→ **Requirements**:
Below are some records. Say how many of their lines contain the string "органів", and give nothing but the number.

(Extracted records)

-- start --

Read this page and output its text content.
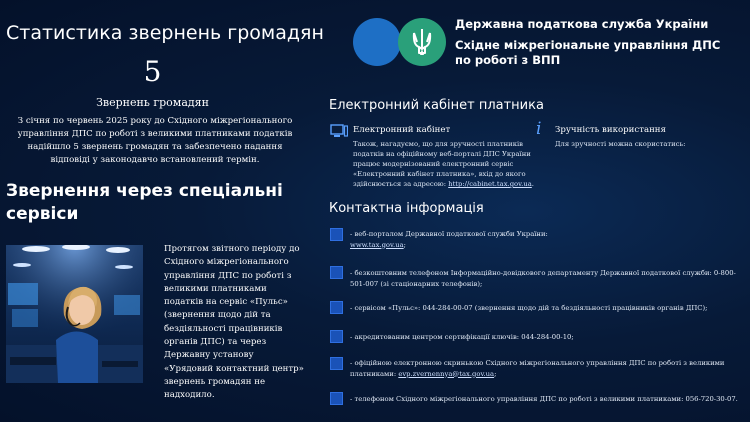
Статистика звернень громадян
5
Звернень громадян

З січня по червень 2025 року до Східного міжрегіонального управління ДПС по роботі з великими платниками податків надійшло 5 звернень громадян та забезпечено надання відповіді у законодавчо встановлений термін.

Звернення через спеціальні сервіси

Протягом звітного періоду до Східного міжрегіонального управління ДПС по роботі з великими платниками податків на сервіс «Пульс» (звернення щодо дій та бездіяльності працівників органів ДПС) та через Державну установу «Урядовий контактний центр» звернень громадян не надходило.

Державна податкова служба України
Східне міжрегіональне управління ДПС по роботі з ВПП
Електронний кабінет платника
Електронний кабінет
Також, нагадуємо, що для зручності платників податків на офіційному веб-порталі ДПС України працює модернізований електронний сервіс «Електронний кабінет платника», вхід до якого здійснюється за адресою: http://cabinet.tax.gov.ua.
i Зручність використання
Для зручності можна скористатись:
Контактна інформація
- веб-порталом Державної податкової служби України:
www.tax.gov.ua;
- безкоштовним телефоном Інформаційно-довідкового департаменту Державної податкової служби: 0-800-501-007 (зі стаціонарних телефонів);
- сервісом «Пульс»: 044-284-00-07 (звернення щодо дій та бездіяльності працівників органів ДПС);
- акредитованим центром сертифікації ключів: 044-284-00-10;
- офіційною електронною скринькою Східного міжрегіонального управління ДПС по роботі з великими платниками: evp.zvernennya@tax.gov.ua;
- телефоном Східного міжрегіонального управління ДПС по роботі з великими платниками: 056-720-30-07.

-- end --

→ **Correct response**:
2